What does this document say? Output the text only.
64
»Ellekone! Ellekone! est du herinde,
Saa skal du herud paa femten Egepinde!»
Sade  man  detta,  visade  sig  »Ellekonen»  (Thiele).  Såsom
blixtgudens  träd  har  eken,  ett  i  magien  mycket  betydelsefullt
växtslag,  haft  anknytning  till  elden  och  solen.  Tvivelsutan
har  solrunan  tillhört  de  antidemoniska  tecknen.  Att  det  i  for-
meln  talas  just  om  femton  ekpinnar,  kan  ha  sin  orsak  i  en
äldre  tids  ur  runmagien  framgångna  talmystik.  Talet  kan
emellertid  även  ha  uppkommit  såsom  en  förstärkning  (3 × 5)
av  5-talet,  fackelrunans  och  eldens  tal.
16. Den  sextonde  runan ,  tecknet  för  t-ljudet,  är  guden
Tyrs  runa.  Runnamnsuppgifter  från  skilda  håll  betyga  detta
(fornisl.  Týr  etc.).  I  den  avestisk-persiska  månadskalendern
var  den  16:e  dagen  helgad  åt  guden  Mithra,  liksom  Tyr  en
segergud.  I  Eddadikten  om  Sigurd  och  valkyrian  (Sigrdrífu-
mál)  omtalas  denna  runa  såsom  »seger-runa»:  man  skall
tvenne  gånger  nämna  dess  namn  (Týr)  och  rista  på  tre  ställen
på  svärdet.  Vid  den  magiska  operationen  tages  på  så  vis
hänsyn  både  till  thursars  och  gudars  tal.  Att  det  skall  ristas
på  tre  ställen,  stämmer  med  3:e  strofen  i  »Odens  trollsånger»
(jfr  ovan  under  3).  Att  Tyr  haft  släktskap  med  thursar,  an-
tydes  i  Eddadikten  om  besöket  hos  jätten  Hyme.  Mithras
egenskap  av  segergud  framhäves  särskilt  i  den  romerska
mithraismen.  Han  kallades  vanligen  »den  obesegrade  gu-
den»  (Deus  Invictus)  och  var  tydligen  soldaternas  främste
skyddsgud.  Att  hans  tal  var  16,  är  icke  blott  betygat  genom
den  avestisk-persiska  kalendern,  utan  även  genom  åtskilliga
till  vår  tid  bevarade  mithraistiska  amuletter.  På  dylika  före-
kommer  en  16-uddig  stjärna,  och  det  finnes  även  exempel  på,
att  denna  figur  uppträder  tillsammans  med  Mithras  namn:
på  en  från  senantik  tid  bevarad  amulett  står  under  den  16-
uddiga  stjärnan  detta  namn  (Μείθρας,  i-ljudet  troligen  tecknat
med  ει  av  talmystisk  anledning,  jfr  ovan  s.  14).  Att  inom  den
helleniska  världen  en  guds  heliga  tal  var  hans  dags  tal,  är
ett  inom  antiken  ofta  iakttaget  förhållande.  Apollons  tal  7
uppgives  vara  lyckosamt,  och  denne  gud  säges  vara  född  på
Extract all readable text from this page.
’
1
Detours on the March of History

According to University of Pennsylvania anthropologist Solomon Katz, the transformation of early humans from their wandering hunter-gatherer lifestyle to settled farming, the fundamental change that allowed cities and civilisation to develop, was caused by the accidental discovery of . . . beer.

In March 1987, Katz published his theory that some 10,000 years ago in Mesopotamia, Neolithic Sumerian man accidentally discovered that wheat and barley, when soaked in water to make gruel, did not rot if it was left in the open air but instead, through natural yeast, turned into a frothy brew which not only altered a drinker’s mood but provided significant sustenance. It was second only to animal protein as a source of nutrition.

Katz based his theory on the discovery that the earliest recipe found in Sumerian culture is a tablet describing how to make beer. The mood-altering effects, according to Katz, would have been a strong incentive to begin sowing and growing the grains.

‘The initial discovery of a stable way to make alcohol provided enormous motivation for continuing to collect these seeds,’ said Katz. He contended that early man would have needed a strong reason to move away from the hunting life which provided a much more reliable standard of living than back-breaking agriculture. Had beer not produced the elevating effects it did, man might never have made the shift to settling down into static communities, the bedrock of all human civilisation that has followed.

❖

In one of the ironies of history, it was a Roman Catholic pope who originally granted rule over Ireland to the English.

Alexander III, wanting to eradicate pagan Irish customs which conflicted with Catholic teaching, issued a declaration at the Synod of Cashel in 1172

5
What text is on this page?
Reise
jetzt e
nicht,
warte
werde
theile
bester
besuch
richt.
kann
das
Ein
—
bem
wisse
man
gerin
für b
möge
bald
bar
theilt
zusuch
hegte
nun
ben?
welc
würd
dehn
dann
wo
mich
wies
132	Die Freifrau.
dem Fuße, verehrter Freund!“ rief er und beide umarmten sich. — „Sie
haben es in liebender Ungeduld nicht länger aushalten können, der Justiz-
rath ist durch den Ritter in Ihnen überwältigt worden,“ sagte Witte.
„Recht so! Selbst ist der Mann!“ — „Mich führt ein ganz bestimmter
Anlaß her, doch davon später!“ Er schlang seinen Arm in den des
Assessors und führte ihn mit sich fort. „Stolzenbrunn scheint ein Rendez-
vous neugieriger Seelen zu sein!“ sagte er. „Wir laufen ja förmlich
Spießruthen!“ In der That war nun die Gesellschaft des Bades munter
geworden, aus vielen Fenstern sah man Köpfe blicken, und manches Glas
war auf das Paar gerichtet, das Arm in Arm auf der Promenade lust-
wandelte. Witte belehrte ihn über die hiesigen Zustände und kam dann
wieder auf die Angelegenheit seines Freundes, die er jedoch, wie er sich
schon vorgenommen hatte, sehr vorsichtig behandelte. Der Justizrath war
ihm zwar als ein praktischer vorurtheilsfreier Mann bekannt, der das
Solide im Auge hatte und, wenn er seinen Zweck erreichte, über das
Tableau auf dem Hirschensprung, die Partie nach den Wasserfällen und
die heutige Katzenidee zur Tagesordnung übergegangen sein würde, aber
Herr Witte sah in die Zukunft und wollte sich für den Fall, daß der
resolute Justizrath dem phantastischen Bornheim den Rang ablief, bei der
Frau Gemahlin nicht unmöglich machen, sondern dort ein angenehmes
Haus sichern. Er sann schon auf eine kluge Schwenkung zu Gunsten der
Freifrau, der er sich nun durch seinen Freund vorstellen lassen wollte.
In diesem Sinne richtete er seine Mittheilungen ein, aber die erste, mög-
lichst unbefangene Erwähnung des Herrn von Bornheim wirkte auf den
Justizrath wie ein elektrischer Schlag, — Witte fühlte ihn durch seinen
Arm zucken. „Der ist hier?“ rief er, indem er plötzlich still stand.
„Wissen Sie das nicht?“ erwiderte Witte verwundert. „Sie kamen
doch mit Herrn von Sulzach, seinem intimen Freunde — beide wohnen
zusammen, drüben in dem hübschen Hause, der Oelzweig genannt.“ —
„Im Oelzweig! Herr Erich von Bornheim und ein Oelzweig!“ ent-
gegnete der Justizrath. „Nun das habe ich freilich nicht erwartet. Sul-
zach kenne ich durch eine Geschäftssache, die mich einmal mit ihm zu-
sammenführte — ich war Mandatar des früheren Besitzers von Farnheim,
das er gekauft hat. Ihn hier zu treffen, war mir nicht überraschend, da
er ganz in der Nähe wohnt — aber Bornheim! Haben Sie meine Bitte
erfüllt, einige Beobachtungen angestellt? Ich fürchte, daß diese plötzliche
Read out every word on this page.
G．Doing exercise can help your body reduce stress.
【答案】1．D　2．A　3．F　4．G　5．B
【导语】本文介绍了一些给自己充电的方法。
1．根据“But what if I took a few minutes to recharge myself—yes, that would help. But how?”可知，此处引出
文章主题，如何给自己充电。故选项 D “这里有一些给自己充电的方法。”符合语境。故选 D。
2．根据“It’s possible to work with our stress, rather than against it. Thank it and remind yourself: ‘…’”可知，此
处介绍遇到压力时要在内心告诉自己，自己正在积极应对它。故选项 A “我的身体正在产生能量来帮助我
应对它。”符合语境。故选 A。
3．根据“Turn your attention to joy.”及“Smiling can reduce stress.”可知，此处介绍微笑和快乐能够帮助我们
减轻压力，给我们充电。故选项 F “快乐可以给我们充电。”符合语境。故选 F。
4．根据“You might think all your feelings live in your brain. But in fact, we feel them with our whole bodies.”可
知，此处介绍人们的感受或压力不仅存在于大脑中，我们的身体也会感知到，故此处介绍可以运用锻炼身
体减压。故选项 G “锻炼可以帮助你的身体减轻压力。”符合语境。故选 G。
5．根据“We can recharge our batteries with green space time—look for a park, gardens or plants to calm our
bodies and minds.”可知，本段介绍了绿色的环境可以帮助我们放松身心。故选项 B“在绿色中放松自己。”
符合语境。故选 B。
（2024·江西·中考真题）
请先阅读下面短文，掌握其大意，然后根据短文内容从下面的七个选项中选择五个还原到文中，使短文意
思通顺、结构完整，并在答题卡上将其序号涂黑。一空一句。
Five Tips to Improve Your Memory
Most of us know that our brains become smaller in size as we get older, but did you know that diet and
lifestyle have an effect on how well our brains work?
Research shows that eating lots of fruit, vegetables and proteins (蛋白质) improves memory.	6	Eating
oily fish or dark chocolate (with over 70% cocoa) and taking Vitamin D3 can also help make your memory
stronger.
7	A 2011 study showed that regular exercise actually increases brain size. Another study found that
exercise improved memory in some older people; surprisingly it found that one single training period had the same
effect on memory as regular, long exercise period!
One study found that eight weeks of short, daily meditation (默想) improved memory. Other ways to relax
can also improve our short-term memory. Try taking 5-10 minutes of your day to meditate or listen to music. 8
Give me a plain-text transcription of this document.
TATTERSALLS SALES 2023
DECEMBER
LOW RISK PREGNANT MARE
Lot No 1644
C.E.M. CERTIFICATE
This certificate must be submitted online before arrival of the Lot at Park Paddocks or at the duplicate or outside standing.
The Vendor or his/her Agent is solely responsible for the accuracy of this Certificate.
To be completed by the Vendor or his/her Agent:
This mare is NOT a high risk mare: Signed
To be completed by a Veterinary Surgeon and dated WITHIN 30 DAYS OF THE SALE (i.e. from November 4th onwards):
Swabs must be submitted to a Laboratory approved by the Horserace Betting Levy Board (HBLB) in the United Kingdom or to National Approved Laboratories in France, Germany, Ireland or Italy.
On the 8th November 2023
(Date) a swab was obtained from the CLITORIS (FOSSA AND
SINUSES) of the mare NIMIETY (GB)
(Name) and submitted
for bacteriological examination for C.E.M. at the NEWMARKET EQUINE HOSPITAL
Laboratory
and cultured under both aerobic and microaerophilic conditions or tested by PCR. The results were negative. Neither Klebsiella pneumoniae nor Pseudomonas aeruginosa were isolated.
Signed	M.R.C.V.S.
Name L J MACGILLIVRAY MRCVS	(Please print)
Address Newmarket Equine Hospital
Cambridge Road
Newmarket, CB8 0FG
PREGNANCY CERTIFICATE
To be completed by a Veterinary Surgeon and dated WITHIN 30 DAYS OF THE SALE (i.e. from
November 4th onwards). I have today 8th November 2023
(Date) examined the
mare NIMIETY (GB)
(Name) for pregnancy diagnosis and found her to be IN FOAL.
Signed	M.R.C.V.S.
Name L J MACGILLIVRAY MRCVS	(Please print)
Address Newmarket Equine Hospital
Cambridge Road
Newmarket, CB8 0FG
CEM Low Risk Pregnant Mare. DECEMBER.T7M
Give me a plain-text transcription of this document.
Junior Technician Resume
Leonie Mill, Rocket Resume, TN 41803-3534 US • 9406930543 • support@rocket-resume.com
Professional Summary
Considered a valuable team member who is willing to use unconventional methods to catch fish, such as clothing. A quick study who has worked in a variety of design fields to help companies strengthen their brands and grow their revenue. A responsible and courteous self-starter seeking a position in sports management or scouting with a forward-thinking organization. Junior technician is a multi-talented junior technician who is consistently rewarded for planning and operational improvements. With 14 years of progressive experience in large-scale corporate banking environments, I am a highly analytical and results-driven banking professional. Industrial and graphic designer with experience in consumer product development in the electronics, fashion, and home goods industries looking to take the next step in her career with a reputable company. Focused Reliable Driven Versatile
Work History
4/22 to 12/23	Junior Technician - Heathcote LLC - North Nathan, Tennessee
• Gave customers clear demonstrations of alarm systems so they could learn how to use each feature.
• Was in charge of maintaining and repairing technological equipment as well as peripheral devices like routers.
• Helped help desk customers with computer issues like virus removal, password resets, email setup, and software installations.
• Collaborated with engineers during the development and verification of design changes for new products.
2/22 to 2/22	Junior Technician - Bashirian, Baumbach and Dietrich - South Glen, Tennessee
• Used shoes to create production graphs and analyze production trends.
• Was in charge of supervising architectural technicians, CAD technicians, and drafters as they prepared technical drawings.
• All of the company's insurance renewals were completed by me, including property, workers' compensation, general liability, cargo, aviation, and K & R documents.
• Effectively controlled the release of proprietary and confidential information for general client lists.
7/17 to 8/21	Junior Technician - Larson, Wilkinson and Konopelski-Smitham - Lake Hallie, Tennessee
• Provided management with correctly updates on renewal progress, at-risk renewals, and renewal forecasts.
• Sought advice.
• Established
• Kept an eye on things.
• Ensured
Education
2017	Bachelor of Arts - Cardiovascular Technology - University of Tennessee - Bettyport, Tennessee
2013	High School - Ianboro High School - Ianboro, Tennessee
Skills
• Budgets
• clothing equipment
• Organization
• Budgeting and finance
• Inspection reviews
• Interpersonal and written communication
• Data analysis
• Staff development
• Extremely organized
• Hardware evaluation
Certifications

==========

#### What the task requires:
Select every line above that contains the word "submitted", and copy it.

#### Response area:
This certificate must be submitted online before arrival of the Lot at Park Paddocks or at the duplicate or outside standing.
Swabs must be submitted to a Laboratory approved by the Horserace Betting Levy Board (HBLB) in the United Kingdom or to National Approved Laboratories in France, Germany, Ireland or Italy.
(Name) and submitted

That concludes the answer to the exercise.